» WHAT YOU HAVE TO DO:
Go through the entries below and retype them exactly, omitting each picture.

» INPUT:
▬▬▬
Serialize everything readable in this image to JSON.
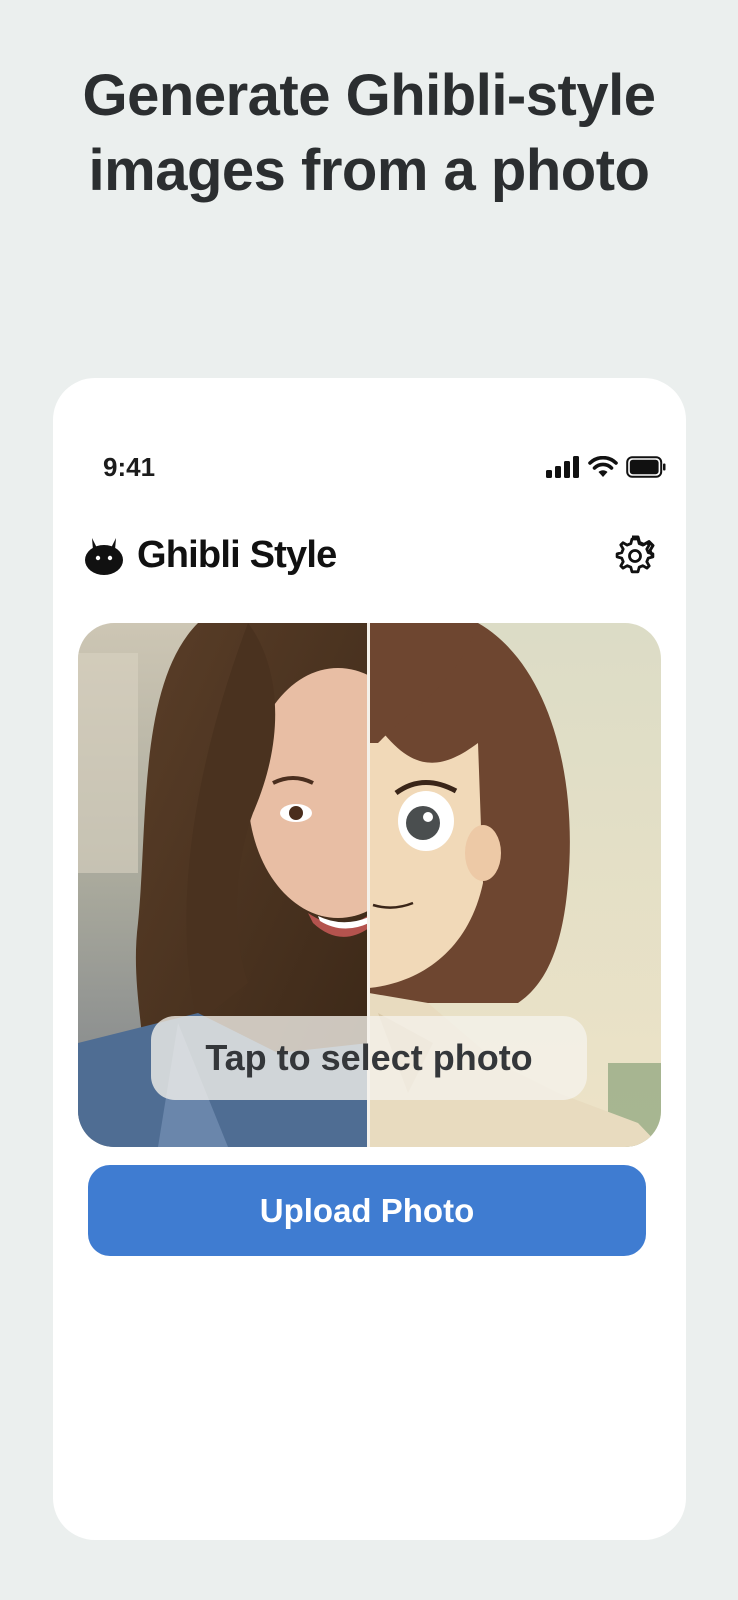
{
  "headline": {
    "line1": "Generate Ghibli-style",
    "line2": "images from a photo"
  },
  "status_bar": {
    "time": "9:41",
    "icons": [
      "cellular-signal-icon",
      "wifi-icon",
      "battery-icon"
    ]
  },
  "app": {
    "title": "Ghibli Style",
    "logo_icon": "bunny-icon",
    "settings_icon": "gear-icon"
  },
  "photo_picker": {
    "overlay_label": "Tap to select photo"
  },
  "upload_button": {
    "label": "Upload Photo"
  },
  "colors": {
    "background": "#ebefee",
    "card": "#ffffff",
    "accent": "#3f7cd1",
    "text": "#2b2e30"
  }
}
▬▬▬
» RESPONSE TO THE EXERCISE:
Serialize everything readable in this image to JSON.
{
  "headline": {
    "line1": "Generate Ghibli-style",
    "line2": "images from a photo"
  },
  "status_bar": {
    "time": "9:41",
    "icons": [
      "cellular-signal-icon",
      "wifi-icon",
      "battery-icon"
    ]
  },
  "app": {
    "title": "Ghibli Style",
    "logo_icon": "bunny-icon",
    "settings_icon": "gear-icon"
  },
  "photo_picker": {
    "overlay_label": "Tap to select photo"
  },
  "upload_button": {
    "label": "Upload Photo"
  },
  "colors": {
    "background": "#ebefee",
    "card": "#ffffff",
    "accent": "#3f7cd1",
    "text": "#2b2e30"
  }
}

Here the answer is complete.